(Dataset records):
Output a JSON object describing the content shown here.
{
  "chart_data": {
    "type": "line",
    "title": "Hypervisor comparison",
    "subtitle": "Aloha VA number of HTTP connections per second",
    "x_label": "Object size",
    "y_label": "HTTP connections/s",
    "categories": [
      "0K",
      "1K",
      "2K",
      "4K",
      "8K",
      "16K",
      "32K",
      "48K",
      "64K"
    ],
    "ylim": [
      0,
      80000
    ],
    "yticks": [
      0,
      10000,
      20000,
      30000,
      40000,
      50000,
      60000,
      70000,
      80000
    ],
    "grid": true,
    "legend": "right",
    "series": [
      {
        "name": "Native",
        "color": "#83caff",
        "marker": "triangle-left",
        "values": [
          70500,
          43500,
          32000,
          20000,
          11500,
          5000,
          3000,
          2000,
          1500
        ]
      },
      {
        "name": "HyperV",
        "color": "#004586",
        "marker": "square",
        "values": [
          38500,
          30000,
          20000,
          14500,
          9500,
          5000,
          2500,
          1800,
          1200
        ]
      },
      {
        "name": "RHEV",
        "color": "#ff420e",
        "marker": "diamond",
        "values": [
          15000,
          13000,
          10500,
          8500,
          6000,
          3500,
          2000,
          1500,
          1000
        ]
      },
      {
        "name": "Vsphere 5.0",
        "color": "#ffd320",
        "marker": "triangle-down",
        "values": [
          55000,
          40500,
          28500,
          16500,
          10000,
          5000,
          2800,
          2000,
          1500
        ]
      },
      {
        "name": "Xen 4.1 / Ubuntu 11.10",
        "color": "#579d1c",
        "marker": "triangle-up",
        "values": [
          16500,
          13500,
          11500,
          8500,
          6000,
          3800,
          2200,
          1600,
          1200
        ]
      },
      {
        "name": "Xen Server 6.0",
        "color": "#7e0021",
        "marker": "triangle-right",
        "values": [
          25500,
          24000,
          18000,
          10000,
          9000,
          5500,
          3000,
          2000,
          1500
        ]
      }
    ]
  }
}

(THE PROBLEM): Make a verbatim copy of every entry shown above.

(EXERCISE ANSWER):
Output a JSON object describing the content shown here.
{
  "chart_data": {
    "type": "line",
    "title": "Hypervisor comparison",
    "subtitle": "Aloha VA number of HTTP connections per second",
    "x_label": "Object size",
    "y_label": "HTTP connections/s",
    "categories": [
      "0K",
      "1K",
      "2K",
      "4K",
      "8K",
      "16K",
      "32K",
      "48K",
      "64K"
    ],
    "ylim": [
      0,
      80000
    ],
    "yticks": [
      0,
      10000,
      20000,
      30000,
      40000,
      50000,
      60000,
      70000,
      80000
    ],
    "grid": true,
    "legend": "right",
    "series": [
      {
        "name": "Native",
        "color": "#83caff",
        "marker": "triangle-left",
        "values": [
          70500,
          43500,
          32000,
          20000,
          11500,
          5000,
          3000,
          2000,
          1500
        ]
      },
      {
        "name": "HyperV",
        "color": "#004586",
        "marker": "square",
        "values": [
          38500,
          30000,
          20000,
          14500,
          9500,
          5000,
          2500,
          1800,
          1200
        ]
      },
      {
        "name": "RHEV",
        "color": "#ff420e",
        "marker": "diamond",
        "values": [
          15000,
          13000,
          10500,
          8500,
          6000,
          3500,
          2000,
          1500,
          1000
        ]
      },
      {
        "name": "Vsphere 5.0",
        "color": "#ffd320",
        "marker": "triangle-down",
        "values": [
          55000,
          40500,
          28500,
          16500,
          10000,
          5000,
          2800,
          2000,
          1500
        ]
      },
      {
        "name": "Xen 4.1 / Ubuntu 11.10",
        "color": "#579d1c",
        "marker": "triangle-up",
        "values": [
          16500,
          13500,
          11500,
          8500,
          6000,
          3800,
          2200,
          1600,
          1200
        ]
      },
      {
        "name": "Xen Server 6.0",
        "color": "#7e0021",
        "marker": "triangle-right",
        "values": [
          25500,
          24000,
          18000,
          10000,
          9000,
          5500,
          3000,
          2000,
          1500
        ]
      }
    ]
  }
}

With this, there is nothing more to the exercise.